RAW RECORDS →
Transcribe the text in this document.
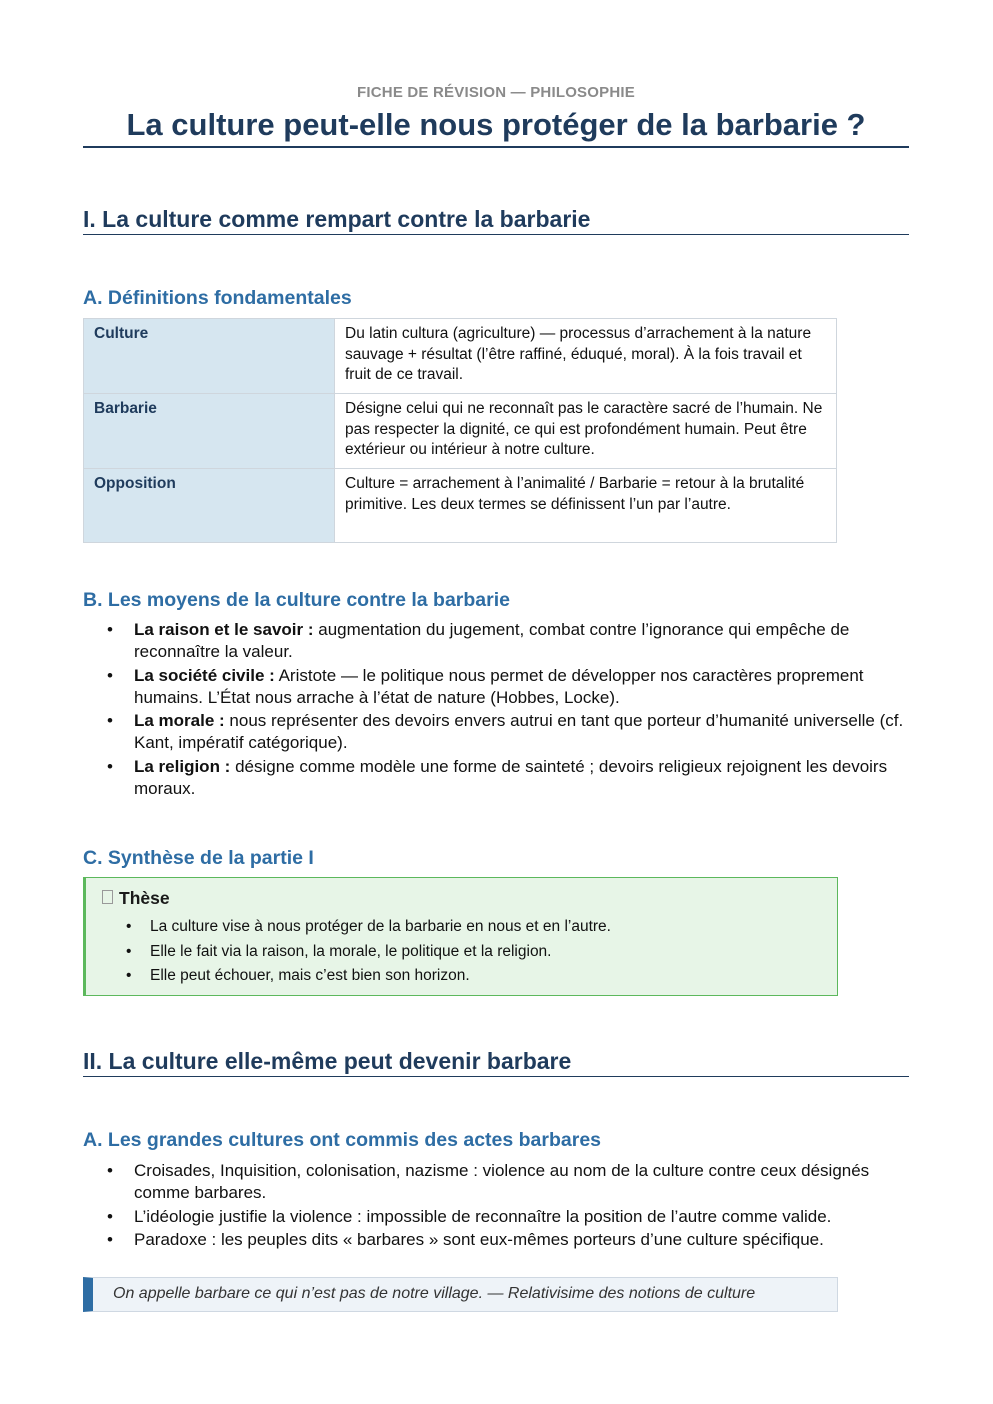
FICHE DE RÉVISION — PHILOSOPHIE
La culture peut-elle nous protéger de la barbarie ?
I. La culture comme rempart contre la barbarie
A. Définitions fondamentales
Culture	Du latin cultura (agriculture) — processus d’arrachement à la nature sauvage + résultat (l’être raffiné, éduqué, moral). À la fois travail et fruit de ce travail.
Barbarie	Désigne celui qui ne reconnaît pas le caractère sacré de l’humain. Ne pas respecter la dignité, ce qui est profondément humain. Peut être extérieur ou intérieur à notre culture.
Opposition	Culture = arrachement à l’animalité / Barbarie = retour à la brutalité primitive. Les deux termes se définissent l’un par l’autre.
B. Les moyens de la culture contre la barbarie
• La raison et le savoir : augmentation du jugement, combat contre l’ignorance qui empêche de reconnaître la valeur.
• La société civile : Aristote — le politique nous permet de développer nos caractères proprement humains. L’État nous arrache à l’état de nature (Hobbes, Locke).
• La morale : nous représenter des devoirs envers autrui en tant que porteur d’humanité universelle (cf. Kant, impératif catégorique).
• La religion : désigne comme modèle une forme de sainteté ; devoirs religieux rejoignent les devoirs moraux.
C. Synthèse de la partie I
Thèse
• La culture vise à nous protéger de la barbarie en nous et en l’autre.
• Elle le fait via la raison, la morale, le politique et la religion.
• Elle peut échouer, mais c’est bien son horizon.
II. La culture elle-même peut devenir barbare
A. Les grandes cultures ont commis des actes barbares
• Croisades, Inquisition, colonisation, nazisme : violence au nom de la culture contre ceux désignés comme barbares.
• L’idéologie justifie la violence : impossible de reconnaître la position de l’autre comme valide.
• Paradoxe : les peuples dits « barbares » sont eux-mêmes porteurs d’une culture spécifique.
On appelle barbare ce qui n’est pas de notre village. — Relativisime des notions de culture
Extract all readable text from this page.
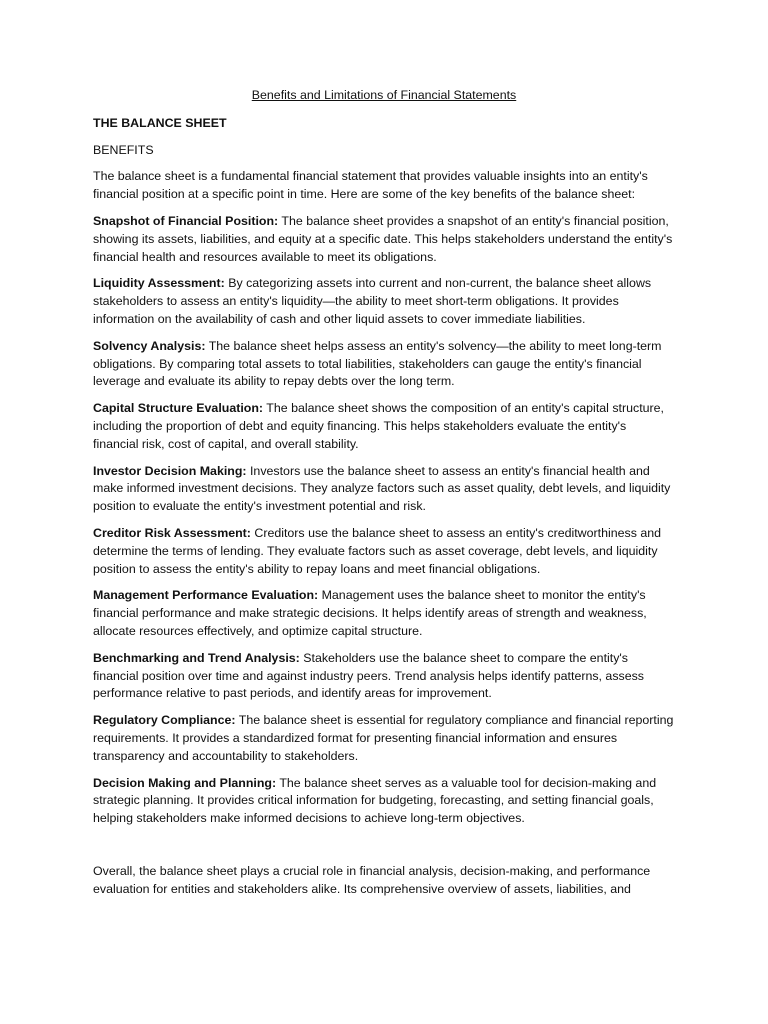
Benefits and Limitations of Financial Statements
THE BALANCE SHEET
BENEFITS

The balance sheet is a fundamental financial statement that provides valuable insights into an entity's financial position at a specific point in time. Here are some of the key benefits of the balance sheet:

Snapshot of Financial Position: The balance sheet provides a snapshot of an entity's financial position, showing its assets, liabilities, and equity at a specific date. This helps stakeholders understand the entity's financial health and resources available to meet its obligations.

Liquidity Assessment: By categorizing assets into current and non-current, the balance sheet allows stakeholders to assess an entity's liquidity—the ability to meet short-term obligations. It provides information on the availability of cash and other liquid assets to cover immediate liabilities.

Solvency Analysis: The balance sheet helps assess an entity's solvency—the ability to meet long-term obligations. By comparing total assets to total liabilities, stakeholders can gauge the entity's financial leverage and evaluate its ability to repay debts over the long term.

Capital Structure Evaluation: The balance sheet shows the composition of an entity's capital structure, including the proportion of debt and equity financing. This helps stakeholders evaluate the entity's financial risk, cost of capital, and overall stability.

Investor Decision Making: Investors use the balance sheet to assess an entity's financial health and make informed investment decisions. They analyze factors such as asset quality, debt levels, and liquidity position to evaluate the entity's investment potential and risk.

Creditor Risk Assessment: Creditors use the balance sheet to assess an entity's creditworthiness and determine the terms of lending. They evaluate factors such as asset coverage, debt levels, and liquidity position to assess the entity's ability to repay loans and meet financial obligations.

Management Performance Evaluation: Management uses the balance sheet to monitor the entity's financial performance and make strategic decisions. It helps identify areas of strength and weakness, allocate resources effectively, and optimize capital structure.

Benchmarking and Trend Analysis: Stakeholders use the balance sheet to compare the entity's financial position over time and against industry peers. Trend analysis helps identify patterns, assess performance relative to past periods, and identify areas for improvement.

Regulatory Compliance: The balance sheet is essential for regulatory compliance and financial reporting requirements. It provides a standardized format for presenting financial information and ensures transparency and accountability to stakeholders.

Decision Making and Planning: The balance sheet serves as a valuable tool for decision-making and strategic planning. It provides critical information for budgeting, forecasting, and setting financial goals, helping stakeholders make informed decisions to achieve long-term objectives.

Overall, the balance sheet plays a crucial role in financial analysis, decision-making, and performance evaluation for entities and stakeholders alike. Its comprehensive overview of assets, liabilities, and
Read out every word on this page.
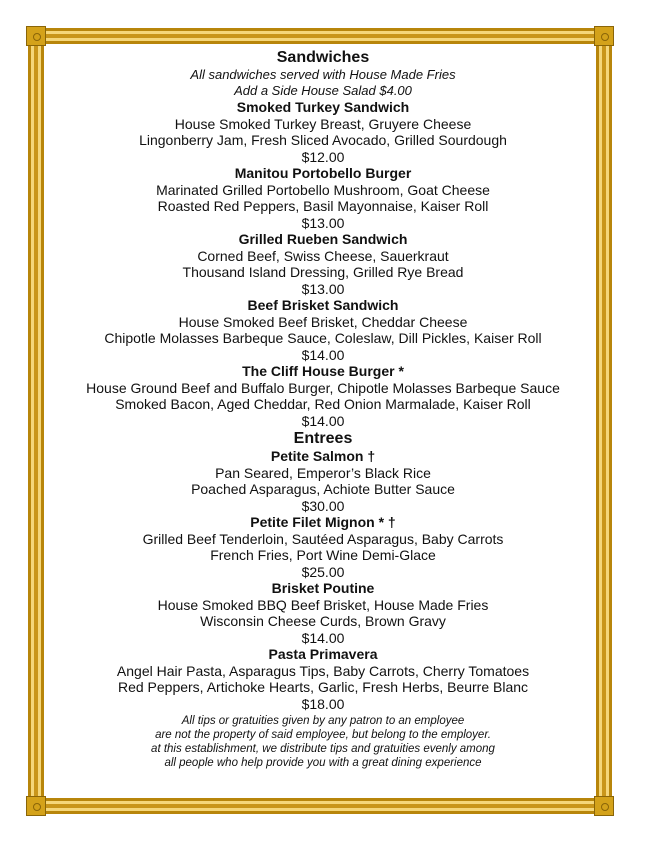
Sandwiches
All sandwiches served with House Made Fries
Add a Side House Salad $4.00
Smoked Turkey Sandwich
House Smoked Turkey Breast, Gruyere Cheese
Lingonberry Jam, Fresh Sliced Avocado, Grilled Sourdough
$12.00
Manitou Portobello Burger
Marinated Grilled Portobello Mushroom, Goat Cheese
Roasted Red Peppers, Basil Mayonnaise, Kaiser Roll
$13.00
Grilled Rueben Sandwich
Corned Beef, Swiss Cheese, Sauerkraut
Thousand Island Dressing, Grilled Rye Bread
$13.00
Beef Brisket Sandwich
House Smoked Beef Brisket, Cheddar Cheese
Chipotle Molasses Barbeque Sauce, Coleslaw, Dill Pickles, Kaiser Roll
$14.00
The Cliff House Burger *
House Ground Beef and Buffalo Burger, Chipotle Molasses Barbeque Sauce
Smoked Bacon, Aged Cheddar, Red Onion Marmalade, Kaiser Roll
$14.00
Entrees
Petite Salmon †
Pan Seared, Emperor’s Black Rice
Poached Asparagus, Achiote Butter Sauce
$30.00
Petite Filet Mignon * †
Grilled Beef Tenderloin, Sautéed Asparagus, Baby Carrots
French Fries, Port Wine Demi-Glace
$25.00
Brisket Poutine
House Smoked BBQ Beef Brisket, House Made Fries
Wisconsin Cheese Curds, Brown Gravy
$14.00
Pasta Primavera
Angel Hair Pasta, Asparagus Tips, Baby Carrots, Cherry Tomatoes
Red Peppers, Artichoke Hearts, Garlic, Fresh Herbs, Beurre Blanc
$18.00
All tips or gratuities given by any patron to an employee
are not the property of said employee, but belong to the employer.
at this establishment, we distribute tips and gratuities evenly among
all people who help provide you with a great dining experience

WHAT IS NEEDED → Of the lines in the data, how many hold the string "raison"? State the number, nothing else.

IN RESPONSE → 2